Document segment

Show me the law that says you're allowed to raise your left arm over your head. Or the law that permits you to eat potato chips. I bet you won't be able to. And the reason for that is the law doesn't need to state everything that you're allowed to do, it simply wouldn't be practical. It's fairly evident how the law has been interpreted by the ATO:


> *Example 1: GST calculated on full fare*
> 
> If you are registered or required to be registered, GST must be calculated on the full fare, not the net amount you receive after deducting any fees or commissions.
> 
> For example, if a passenger pays $55 and the facilitator pays you $44 (after deducting an $11 commission) the GST payable is $5 (not $4).


----------



## BabyBoomer (Feb 28, 2017)

Jack Malarkey said:


> You are right: there is nothing in the tax law that says you can charge commission on the GST component. I can't rule out that a court would fund that the tax law prevents this but this would be a surprising result (at least to me).
> 
> I apologise if I have come across as condescending: it was not my intention.
> 
> ...


I appreciate your last post Jack, thank you.



UberDriverAU said:


> Show me the law that says you're allowed to raise your left arm over your head. Or the law that permits you to eat potato chips. I bet you won't be able to. And the reason for that is the law doesn't need to state everything that you're allowed to do, it simply wouldn't be practical. It's fairly evident how the law has been interpreted by the ATO:


No offence, but your potato chips example lacks relevance or credibility Uber DriverAU. The law does specifically protect the right for people to behave lawfully, and it also protects against unlawful behaviour such as stealing (which is what I believe charging a comission on GST is) or larceny as used in the following example:










But the second part of your post is the really important part:










This example from the tax office appears (at first glance) to support a "facilitator" (ie Uber) charging a comission on the GST component of a fare -but in faact it *actually does not support this*.

Let me explain: In this example, the tax office is simply saying that GST must be calculated on the full fare -of that I do not disagree.

Tasks to complete
1) In the forum discussion about GST, what GST is payable when a passenger pays $55 and the facilitator pays the driver $44?
2) Write the next part of the forum discussion about GST on rideshare fares, starting right after its last sentence.
The material that comes next is separate from the forum discussion about GST.

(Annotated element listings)
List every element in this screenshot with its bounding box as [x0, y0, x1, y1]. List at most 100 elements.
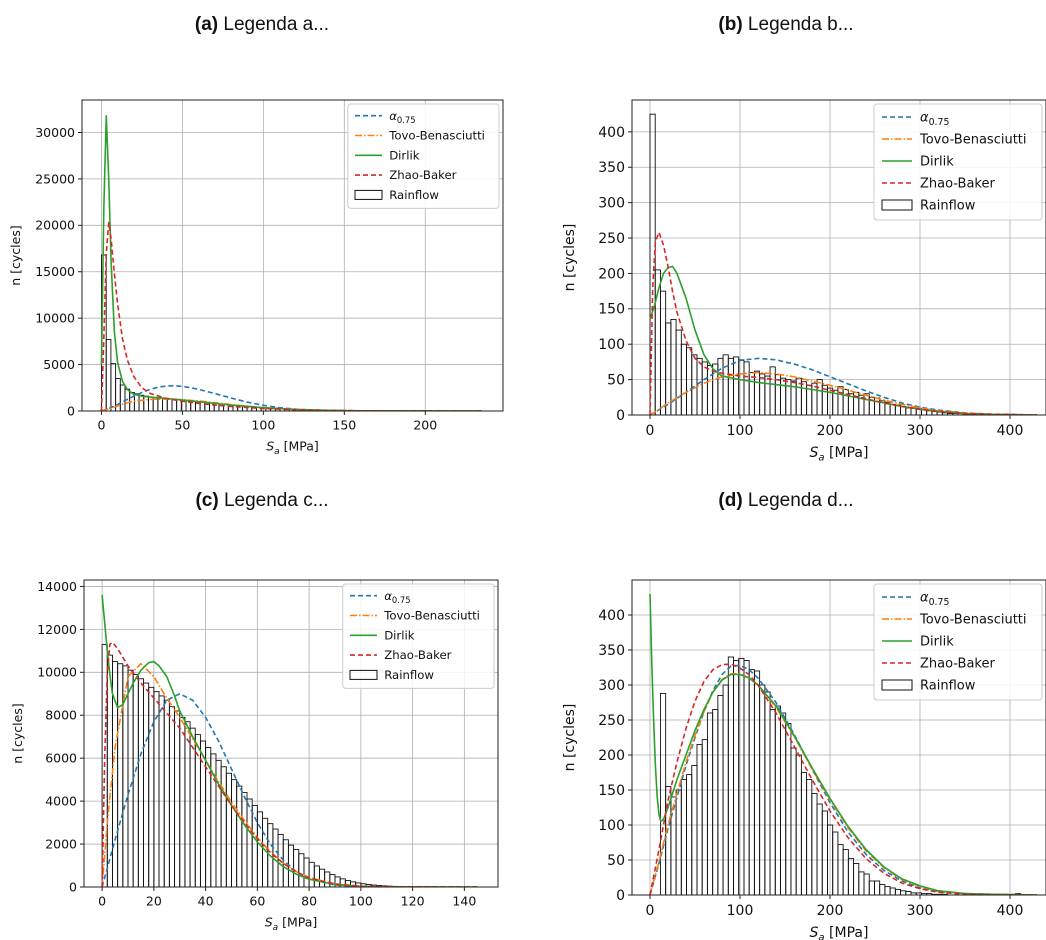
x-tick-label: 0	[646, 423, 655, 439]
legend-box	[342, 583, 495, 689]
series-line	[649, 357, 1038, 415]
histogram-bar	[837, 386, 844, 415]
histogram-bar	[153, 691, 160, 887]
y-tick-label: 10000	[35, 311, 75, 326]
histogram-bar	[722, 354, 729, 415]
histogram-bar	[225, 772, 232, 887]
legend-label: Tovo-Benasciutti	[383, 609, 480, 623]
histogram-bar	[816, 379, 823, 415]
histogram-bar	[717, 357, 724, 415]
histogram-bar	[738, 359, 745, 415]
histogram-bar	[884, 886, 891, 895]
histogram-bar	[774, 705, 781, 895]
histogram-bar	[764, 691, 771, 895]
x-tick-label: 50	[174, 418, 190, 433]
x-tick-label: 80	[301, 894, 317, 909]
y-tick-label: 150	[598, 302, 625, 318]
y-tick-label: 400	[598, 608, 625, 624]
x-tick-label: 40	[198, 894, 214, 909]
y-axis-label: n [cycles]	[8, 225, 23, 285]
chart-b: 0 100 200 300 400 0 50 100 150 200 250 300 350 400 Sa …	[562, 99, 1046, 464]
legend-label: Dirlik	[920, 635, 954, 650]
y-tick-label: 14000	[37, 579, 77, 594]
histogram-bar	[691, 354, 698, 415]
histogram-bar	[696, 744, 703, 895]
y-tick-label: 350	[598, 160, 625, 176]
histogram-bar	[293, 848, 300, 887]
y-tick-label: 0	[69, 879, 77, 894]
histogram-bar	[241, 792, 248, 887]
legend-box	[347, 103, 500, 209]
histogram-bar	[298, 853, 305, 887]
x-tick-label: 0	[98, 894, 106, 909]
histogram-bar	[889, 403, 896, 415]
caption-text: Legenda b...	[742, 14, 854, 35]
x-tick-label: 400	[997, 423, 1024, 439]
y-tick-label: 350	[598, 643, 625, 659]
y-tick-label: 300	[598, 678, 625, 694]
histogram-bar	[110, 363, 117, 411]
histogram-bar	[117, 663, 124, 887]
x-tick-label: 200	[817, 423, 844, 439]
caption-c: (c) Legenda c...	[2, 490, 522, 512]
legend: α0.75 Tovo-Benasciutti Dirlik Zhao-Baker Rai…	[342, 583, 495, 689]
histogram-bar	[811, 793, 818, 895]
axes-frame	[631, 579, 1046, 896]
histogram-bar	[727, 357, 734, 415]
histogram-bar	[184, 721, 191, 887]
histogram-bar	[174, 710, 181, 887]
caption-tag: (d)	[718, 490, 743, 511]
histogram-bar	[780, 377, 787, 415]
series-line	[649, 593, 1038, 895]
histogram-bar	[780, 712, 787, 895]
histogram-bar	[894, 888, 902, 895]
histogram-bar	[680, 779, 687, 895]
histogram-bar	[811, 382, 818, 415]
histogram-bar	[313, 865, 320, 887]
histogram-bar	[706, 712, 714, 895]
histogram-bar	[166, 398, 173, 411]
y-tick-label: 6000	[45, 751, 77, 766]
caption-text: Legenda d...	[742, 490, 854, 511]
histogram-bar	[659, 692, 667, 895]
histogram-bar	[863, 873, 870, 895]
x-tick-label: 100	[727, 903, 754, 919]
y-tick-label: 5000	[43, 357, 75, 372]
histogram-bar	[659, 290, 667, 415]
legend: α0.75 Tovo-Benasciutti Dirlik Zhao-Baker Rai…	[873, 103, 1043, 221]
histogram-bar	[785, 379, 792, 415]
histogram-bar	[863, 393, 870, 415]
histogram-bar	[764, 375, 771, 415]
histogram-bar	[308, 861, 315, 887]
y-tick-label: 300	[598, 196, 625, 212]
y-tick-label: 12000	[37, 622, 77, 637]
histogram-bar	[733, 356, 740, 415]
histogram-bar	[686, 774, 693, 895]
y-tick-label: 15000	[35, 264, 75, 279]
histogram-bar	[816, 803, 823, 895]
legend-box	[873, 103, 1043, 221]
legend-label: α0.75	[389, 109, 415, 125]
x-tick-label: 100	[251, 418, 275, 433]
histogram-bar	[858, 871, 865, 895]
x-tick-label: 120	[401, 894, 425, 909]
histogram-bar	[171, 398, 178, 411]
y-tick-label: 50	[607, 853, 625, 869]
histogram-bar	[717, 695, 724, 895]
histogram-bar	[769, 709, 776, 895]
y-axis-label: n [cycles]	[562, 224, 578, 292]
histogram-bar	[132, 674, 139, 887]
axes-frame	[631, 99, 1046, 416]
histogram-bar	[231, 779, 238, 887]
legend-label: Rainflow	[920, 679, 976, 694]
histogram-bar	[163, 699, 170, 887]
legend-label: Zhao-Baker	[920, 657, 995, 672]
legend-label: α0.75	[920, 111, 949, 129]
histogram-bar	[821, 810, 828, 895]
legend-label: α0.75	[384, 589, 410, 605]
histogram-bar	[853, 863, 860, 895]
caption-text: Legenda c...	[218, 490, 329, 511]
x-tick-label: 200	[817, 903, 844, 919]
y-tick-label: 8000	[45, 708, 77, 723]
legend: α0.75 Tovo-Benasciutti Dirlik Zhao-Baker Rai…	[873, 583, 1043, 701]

--

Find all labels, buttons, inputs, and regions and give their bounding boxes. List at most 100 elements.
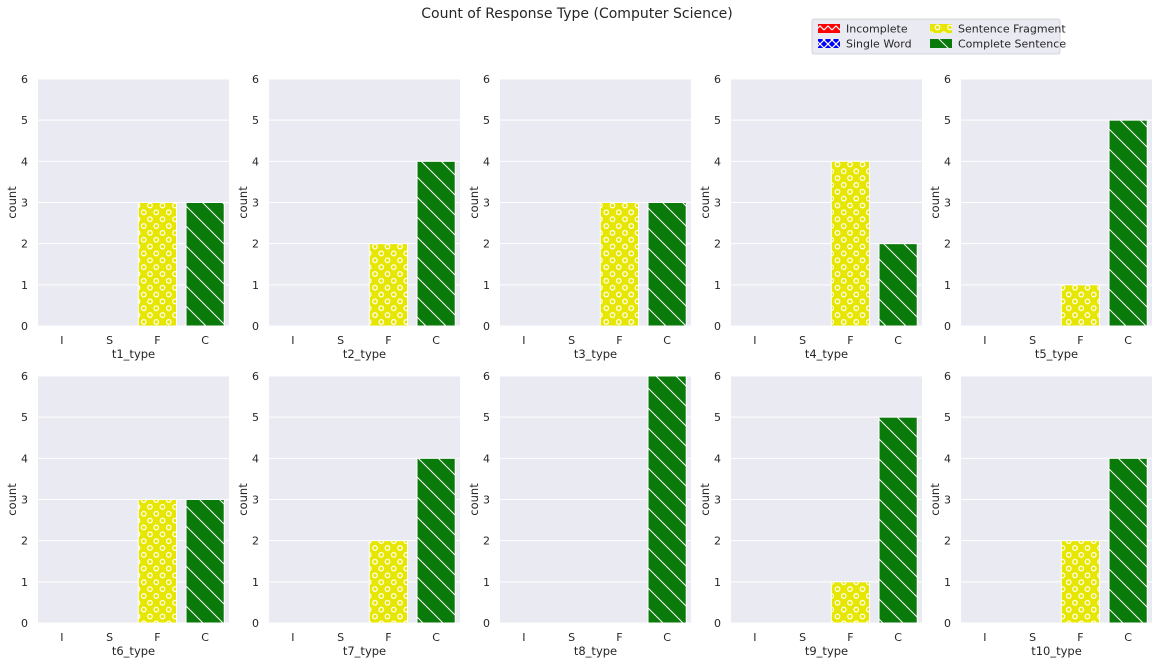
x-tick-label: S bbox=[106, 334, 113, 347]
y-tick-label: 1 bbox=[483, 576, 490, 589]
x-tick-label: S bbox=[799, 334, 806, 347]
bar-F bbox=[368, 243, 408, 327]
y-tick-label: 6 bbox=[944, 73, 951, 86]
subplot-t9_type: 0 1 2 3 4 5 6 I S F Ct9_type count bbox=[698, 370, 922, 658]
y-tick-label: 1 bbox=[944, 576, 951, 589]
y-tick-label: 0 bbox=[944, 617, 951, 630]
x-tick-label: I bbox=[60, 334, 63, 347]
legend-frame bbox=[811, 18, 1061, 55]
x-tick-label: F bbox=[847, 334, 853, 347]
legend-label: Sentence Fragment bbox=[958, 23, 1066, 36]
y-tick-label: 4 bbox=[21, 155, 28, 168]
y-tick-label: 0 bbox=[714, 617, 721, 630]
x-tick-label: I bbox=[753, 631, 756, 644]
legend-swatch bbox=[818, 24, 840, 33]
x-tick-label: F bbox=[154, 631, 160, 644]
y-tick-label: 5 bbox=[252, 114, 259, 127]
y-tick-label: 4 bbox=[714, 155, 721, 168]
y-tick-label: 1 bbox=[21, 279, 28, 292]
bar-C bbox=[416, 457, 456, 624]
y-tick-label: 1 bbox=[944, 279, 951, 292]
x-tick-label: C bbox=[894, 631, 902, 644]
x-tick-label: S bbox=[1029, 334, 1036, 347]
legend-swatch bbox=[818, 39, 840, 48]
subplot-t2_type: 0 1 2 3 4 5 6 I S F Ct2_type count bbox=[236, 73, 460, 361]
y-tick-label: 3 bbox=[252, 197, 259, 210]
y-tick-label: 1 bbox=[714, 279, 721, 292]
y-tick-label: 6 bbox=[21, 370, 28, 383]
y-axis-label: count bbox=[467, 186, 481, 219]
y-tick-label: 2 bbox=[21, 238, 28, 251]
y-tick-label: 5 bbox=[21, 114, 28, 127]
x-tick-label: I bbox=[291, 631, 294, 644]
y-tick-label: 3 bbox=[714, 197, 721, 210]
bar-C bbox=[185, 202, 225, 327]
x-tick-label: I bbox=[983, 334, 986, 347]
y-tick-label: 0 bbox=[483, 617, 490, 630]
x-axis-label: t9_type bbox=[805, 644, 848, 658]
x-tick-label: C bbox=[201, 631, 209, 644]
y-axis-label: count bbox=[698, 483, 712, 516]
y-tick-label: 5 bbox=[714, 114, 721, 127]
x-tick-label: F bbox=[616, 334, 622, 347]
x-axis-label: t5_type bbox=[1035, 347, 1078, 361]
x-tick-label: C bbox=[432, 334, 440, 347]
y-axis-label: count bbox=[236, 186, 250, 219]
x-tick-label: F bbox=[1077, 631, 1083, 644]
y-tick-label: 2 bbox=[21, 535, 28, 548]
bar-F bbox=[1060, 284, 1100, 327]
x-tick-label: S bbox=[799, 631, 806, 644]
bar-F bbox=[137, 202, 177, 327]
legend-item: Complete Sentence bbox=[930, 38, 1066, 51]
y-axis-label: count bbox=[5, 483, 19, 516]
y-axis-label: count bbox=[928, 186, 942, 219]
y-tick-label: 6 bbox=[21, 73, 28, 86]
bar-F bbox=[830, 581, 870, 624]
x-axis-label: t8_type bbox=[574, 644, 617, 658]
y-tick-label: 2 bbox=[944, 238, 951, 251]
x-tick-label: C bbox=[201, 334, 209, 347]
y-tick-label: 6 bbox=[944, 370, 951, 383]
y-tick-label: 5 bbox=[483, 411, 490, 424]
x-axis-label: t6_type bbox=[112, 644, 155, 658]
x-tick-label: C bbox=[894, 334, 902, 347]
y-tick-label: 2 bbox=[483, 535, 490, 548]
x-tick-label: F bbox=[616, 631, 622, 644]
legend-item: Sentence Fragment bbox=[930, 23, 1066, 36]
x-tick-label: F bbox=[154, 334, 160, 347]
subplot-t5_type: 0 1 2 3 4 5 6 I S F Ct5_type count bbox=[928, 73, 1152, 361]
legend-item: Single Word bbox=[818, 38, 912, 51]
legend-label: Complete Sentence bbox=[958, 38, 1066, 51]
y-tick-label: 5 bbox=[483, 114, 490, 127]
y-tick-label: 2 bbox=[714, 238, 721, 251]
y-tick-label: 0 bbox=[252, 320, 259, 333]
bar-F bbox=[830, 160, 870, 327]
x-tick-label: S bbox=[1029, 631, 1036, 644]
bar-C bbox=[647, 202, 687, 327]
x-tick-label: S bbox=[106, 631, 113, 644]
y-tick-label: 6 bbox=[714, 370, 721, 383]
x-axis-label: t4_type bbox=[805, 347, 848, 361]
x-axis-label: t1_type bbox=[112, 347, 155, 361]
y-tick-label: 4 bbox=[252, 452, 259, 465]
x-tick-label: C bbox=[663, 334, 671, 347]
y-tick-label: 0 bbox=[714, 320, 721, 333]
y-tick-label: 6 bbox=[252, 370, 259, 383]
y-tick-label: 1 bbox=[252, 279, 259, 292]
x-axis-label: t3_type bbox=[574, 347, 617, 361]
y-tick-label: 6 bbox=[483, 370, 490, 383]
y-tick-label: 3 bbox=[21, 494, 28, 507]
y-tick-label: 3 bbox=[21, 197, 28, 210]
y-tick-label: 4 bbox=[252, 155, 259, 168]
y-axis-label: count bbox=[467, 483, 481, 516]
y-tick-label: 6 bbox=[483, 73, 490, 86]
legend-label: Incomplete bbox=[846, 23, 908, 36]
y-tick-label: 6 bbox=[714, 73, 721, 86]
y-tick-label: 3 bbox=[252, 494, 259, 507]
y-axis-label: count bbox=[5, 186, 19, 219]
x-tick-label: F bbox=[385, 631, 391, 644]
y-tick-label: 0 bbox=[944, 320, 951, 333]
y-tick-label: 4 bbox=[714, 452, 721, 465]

Answers to each task
1) $5 (not $4).

2)
What the example DOES NOT SAY is that the comission is being charged evenly on the total fare *including GST*. It may impliy that, but it doesn't state it -and in fact it doesn't speculate how the commission is calculated (in their example, the total commission may only be being charged on the full passenger fare of $50 and exclude the GST, with no commission charged on the GST paid). I intend to ask the ATO to clarify what they are suggesting in their example, because if they are suggesting that commission is able to be charged on the GST component, then they should state this clearly (and I contend that this will mean they are complicit in the theft of funds collected for the purpost of GST taxation), and if they are not suggesting this, then their example is misleading and should be corrected.

However, Uber is charging a commission on the GST component because it states that the 25% (20% for the older partners) commission is charged on the *total fare collected* (which includes GST).

*BINGO! *

Therein lies the difference!

Uber could fix this by changing the amount they charge to 28.5% instead of 25% (and wear the community opprobrium). But until they do, I content that they are stealing GST tax and should therefore be liable to repay it.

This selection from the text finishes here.